**RECORD LIST:**
⁂
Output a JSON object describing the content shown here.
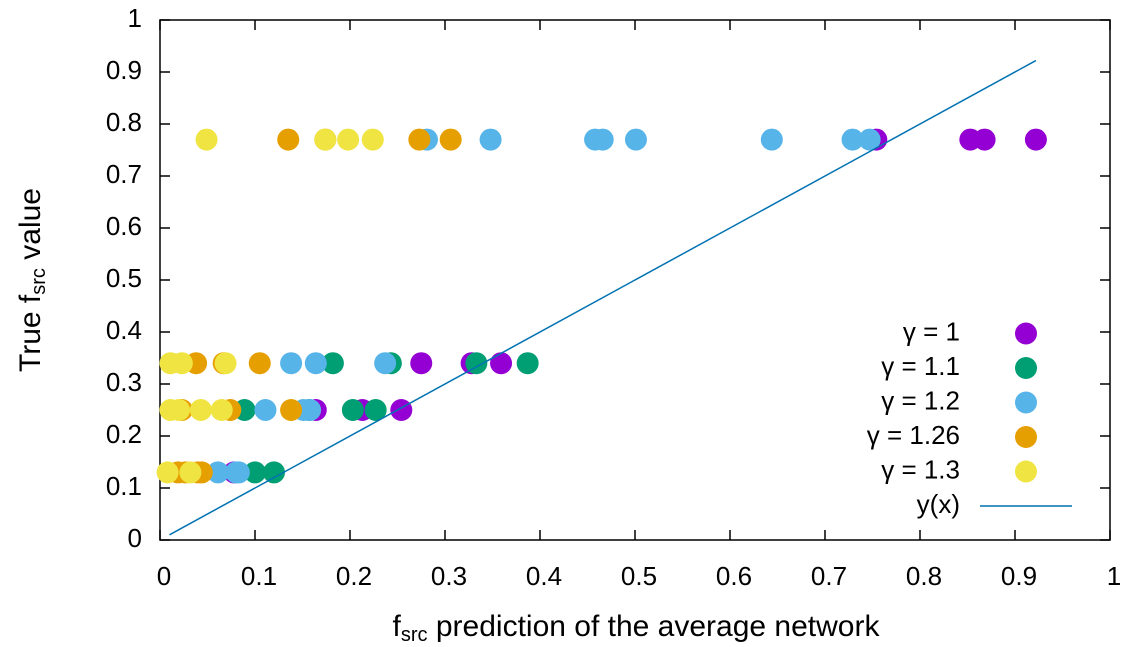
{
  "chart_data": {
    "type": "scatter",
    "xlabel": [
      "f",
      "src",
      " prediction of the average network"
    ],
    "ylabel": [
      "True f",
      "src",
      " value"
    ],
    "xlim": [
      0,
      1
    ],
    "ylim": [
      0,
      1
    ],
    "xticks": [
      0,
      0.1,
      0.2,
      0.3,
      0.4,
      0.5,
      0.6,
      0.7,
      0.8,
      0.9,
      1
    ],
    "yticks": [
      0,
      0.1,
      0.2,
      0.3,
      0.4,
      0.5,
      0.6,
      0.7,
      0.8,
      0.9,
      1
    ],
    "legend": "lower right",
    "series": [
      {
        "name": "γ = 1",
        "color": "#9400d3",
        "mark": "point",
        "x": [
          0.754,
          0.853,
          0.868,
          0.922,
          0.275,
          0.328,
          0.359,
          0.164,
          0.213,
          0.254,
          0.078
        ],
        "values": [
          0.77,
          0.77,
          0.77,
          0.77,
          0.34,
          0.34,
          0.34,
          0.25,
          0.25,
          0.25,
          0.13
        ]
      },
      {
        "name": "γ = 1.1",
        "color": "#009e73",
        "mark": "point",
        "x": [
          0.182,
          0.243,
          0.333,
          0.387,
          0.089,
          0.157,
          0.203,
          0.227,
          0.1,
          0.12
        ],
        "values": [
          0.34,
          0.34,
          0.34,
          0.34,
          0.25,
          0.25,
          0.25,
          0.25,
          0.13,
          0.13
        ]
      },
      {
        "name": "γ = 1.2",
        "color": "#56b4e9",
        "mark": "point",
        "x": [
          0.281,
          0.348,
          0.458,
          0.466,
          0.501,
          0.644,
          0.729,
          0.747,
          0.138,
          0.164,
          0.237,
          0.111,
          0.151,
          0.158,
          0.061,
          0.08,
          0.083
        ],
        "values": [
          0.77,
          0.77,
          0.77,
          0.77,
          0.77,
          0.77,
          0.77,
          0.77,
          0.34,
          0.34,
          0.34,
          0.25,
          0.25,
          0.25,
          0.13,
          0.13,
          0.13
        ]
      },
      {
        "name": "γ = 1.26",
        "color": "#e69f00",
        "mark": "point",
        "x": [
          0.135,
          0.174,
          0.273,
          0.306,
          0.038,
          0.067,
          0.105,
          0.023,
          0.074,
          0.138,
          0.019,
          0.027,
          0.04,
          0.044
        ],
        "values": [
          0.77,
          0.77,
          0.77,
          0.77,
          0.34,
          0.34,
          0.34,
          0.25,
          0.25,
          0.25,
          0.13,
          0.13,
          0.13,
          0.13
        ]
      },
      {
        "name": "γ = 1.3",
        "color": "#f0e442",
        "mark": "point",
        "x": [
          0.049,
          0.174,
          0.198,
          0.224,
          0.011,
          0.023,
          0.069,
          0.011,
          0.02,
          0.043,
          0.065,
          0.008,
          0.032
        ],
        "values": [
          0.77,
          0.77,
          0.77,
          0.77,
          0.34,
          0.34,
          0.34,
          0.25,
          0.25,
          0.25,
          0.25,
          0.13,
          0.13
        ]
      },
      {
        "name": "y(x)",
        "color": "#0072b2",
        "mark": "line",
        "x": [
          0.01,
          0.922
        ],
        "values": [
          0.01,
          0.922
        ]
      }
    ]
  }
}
⁂
**AIM:** The entries above should be reproduced exactly, without their pictures.

**TASK SOLUTION:**
Output a JSON object describing the content shown here.
{
  "chart_data": {
    "type": "scatter",
    "xlabel": [
      "f",
      "src",
      " prediction of the average network"
    ],
    "ylabel": [
      "True f",
      "src",
      " value"
    ],
    "xlim": [
      0,
      1
    ],
    "ylim": [
      0,
      1
    ],
    "xticks": [
      0,
      0.1,
      0.2,
      0.3,
      0.4,
      0.5,
      0.6,
      0.7,
      0.8,
      0.9,
      1
    ],
    "yticks": [
      0,
      0.1,
      0.2,
      0.3,
      0.4,
      0.5,
      0.6,
      0.7,
      0.8,
      0.9,
      1
    ],
    "legend": "lower right",
    "series": [
      {
        "name": "γ = 1",
        "color": "#9400d3",
        "mark": "point",
        "x": [
          0.754,
          0.853,
          0.868,
          0.922,
          0.275,
          0.328,
          0.359,
          0.164,
          0.213,
          0.254,
          0.078
        ],
        "values": [
          0.77,
          0.77,
          0.77,
          0.77,
          0.34,
          0.34,
          0.34,
          0.25,
          0.25,
          0.25,
          0.13
        ]
      },
      {
        "name": "γ = 1.1",
        "color": "#009e73",
        "mark": "point",
        "x": [
          0.182,
          0.243,
          0.333,
          0.387,
          0.089,
          0.157,
          0.203,
          0.227,
          0.1,
          0.12
        ],
        "values": [
          0.34,
          0.34,
          0.34,
          0.34,
          0.25,
          0.25,
          0.25,
          0.25,
          0.13,
          0.13
        ]
      },
      {
        "name": "γ = 1.2",
        "color": "#56b4e9",
        "mark": "point",
        "x": [
          0.281,
          0.348,
          0.458,
          0.466,
          0.501,
          0.644,
          0.729,
          0.747,
          0.138,
          0.164,
          0.237,
          0.111,
          0.151,
          0.158,
          0.061,
          0.08,
          0.083
        ],
        "values": [
          0.77,
          0.77,
          0.77,
          0.77,
          0.77,
          0.77,
          0.77,
          0.77,
          0.34,
          0.34,
          0.34,
          0.25,
          0.25,
          0.25,
          0.13,
          0.13,
          0.13
        ]
      },
      {
        "name": "γ = 1.26",
        "color": "#e69f00",
        "mark": "point",
        "x": [
          0.135,
          0.174,
          0.273,
          0.306,
          0.038,
          0.067,
          0.105,
          0.023,
          0.074,
          0.138,
          0.019,
          0.027,
          0.04,
          0.044
        ],
        "values": [
          0.77,
          0.77,
          0.77,
          0.77,
          0.34,
          0.34,
          0.34,
          0.25,
          0.25,
          0.25,
          0.13,
          0.13,
          0.13,
          0.13
        ]
      },
      {
        "name": "γ = 1.3",
        "color": "#f0e442",
        "mark": "point",
        "x": [
          0.049,
          0.174,
          0.198,
          0.224,
          0.011,
          0.023,
          0.069,
          0.011,
          0.02,
          0.043,
          0.065,
          0.008,
          0.032
        ],
        "values": [
          0.77,
          0.77,
          0.77,
          0.77,
          0.34,
          0.34,
          0.34,
          0.25,
          0.25,
          0.25,
          0.25,
          0.13,
          0.13
        ]
      },
      {
        "name": "y(x)",
        "color": "#0072b2",
        "mark": "line",
        "x": [
          0.01,
          0.922
        ],
        "values": [
          0.01,
          0.922
        ]
      }
    ]
  }
}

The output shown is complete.